* _Task instructions_
Pull every line containing "this" out of the material below.

* _Data section_
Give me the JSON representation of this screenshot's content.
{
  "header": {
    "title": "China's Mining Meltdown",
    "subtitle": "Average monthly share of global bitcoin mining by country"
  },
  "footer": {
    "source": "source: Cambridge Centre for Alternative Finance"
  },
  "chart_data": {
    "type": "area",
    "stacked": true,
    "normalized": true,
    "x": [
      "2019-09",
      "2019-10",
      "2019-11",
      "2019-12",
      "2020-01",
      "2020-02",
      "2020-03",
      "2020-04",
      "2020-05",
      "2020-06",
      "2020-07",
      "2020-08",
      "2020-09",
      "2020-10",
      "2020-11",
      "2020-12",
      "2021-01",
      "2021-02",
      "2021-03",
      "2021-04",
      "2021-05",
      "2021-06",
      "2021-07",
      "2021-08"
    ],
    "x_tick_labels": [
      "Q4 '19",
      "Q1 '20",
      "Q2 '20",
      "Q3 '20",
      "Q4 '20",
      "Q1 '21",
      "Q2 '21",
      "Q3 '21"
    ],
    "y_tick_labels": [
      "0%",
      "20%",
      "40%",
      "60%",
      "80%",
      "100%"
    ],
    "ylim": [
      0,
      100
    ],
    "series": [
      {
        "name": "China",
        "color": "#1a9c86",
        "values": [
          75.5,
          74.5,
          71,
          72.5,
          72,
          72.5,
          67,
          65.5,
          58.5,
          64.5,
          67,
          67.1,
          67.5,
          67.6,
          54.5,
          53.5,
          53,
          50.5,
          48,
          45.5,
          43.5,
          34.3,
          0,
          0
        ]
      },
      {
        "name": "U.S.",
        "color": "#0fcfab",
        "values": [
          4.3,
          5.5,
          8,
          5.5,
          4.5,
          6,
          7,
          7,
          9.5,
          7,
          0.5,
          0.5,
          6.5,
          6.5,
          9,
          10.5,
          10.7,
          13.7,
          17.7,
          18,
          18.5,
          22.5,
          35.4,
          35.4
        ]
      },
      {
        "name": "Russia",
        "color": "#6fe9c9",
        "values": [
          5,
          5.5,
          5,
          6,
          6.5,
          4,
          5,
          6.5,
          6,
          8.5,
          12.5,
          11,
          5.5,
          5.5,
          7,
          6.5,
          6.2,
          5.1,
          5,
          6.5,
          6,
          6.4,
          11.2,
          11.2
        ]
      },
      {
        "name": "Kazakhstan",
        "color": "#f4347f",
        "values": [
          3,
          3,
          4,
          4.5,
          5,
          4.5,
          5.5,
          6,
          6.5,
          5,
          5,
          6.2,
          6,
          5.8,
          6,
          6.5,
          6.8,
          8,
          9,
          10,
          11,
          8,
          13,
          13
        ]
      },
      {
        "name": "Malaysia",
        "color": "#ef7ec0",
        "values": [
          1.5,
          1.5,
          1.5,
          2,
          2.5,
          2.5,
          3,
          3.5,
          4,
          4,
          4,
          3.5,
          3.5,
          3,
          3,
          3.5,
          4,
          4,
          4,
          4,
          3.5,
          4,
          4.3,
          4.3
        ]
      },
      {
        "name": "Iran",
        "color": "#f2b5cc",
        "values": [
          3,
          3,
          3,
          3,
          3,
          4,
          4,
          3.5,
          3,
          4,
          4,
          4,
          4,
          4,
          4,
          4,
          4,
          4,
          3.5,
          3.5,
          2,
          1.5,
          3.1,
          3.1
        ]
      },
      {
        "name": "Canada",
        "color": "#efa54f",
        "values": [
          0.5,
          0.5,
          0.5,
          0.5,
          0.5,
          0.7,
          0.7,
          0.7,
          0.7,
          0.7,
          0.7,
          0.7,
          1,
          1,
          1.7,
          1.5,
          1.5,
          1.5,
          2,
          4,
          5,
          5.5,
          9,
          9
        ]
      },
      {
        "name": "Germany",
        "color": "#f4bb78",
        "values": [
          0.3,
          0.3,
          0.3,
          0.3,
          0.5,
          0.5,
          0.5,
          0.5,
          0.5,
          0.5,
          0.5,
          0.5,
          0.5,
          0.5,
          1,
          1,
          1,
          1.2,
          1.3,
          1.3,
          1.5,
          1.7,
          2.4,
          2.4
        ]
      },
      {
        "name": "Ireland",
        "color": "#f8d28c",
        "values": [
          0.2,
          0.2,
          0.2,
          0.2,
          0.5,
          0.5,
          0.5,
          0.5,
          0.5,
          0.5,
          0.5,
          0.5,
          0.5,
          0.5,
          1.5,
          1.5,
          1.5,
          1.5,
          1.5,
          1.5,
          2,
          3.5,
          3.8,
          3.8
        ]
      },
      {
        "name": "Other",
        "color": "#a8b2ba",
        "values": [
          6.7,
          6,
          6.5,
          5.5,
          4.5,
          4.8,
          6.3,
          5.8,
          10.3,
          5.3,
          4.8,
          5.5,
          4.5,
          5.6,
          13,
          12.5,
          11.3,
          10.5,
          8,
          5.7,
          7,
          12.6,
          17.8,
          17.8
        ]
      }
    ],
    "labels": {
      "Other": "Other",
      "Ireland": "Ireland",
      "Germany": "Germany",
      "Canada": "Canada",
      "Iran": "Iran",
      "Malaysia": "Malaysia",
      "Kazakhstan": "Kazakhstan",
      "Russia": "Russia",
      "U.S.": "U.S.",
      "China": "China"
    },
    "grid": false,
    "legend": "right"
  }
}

...

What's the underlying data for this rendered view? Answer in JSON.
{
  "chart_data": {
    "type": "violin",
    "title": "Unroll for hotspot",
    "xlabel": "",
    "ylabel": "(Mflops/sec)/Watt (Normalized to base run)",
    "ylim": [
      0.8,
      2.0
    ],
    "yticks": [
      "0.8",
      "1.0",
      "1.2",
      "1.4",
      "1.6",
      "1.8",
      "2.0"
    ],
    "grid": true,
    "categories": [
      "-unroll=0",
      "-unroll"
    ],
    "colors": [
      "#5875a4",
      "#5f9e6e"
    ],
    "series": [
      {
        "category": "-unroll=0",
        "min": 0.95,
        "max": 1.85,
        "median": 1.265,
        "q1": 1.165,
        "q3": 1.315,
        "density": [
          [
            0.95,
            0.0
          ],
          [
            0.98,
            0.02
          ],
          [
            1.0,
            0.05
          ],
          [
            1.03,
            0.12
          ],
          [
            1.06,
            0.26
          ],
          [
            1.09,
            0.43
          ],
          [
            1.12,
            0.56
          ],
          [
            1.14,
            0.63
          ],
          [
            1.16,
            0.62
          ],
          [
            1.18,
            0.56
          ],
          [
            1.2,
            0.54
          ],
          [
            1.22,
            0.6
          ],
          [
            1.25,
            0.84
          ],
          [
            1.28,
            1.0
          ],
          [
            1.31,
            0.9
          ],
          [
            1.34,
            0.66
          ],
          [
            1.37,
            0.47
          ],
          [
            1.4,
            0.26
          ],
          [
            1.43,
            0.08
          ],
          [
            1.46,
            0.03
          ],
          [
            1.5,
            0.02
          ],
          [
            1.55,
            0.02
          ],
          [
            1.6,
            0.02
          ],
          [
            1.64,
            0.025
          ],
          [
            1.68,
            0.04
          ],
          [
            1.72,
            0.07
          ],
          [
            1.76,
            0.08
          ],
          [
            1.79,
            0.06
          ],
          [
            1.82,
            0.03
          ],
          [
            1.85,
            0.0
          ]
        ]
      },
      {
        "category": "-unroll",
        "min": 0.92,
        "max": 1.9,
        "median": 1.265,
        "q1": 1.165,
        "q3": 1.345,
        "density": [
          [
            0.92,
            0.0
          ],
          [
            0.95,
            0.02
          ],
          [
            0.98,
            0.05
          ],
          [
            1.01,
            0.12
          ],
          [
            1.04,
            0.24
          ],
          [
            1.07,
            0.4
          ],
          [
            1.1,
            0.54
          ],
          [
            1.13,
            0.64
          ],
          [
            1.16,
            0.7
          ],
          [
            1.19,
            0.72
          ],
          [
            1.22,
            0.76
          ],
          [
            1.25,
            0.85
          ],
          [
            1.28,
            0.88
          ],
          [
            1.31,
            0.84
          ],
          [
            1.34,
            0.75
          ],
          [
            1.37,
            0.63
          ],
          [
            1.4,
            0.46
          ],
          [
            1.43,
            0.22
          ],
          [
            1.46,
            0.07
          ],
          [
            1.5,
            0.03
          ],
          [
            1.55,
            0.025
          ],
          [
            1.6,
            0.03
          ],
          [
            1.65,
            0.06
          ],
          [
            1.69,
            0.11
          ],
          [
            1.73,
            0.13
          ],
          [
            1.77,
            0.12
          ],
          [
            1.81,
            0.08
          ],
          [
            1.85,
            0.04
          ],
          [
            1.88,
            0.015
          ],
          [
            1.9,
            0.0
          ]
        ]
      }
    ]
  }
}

* _Exercise output_
Give me the JSON representation of this screenshot's content.
What's the underlying data for this rendered view? Answer in JSON.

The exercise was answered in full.